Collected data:
:::::
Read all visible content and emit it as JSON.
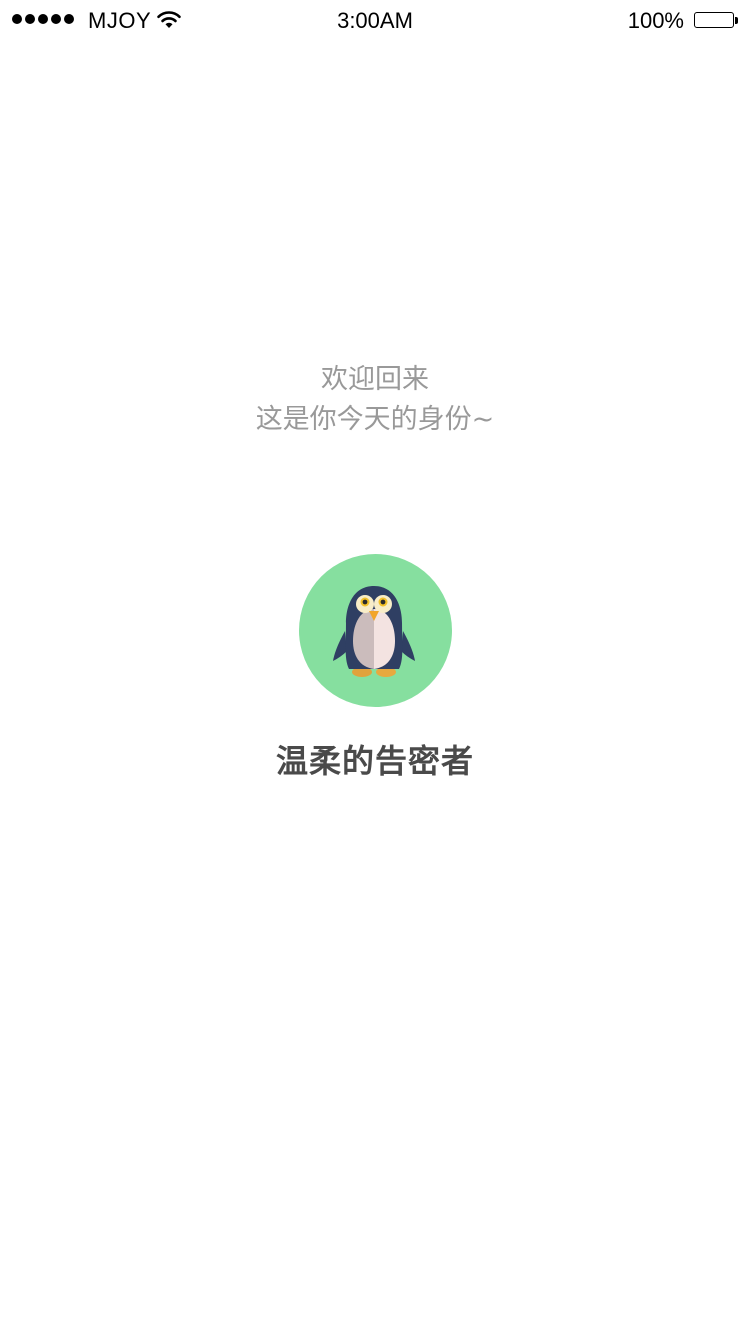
{
  "status_bar": {
    "carrier": "MJOY",
    "time": "3:00AM",
    "battery_percent": "100%",
    "signal_bars": 5,
    "icons": [
      "signal-dots-icon",
      "wifi-icon",
      "battery-icon"
    ]
  },
  "welcome": {
    "line1": "欢迎回来",
    "line2": "这是你今天的身份~"
  },
  "identity": {
    "avatar_icon": "penguin-icon",
    "avatar_bg_color": "#86df9f",
    "name": "温柔的告密者"
  }
}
:::::
▶ [The exercise]: Leaving all pictures aside, quote each record exactly.

▶ [Result of the task]:
Read all visible content and emit it as JSON.
{
  "status_bar": {
    "carrier": "MJOY",
    "time": "3:00AM",
    "battery_percent": "100%",
    "signal_bars": 5,
    "icons": [
      "signal-dots-icon",
      "wifi-icon",
      "battery-icon"
    ]
  },
  "welcome": {
    "line1": "欢迎回来",
    "line2": "这是你今天的身份~"
  },
  "identity": {
    "avatar_icon": "penguin-icon",
    "avatar_bg_color": "#86df9f",
    "name": "温柔的告密者"
  }
}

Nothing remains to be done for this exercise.